(Dataset entries)
==============================
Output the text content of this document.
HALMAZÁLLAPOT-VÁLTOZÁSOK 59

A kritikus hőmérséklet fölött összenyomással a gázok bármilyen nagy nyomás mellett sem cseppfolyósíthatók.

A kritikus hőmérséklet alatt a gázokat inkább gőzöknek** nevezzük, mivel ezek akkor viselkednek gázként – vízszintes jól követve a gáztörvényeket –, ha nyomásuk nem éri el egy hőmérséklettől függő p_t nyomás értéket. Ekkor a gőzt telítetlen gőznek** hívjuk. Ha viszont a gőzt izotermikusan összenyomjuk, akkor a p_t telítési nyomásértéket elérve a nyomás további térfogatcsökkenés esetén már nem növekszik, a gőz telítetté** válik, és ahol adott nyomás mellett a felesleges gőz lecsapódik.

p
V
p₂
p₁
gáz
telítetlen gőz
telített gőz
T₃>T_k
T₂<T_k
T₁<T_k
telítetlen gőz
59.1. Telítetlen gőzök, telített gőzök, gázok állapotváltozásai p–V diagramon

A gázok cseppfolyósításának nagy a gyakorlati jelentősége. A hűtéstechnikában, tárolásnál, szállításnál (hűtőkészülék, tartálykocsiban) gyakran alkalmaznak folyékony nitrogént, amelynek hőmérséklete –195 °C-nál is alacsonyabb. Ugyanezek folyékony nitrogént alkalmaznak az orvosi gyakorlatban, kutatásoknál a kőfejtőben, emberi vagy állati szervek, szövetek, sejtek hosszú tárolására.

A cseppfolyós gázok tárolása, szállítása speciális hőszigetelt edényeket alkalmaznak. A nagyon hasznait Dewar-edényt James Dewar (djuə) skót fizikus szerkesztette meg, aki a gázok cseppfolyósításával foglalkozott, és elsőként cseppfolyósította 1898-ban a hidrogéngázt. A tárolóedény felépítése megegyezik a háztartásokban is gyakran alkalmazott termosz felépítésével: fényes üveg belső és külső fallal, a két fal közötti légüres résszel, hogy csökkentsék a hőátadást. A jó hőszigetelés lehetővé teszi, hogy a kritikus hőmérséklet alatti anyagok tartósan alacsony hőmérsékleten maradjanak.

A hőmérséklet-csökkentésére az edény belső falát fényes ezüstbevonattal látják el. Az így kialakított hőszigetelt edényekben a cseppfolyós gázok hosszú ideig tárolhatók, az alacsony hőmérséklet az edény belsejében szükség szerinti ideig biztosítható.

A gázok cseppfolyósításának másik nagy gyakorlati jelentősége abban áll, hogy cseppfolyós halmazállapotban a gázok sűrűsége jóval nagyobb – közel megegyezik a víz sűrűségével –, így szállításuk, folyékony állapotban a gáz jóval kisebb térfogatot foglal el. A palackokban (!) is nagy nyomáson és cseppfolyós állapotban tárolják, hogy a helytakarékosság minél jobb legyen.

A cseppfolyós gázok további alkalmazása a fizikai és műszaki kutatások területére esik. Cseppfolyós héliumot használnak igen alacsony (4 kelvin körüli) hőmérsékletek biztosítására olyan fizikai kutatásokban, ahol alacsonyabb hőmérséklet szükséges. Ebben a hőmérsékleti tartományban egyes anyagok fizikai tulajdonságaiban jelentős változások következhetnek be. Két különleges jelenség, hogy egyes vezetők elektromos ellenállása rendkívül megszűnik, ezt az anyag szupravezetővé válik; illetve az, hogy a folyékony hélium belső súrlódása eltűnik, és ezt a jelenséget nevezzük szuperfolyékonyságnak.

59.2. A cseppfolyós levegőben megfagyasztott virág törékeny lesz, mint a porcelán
==============================
▶ Exercise instructions:
In the records above, find each line with the word "hosszú" and copy it.

▶ Correct response:
A gázok cseppfolyósításának nagy a gyakorlati jelentősége. A hűtéstechnikában, tárolásnál, szállításnál (hűtőkészülék, tartálykocsiban) gyakran alkalmaznak folyékony nitrogént, amelynek hőmérséklete –195 °C-nál is alacsonyabb. Ugyanezek folyékony nitrogént alkalmaznak az orvosi gyakorlatban, kutatásoknál a kőfejtőben, emberi vagy állati szervek, szövetek, sejtek hosszú tárolására.
A hőmérséklet-csökkentésére az edény belső falát fényes ezüstbevonattal látják el. Az így kialakított hőszigetelt edényekben a cseppfolyós gázok hosszú ideig tárolhatók, az alacsony hőmérséklet az edény belsejében szükség szerinti ideig biztosítható.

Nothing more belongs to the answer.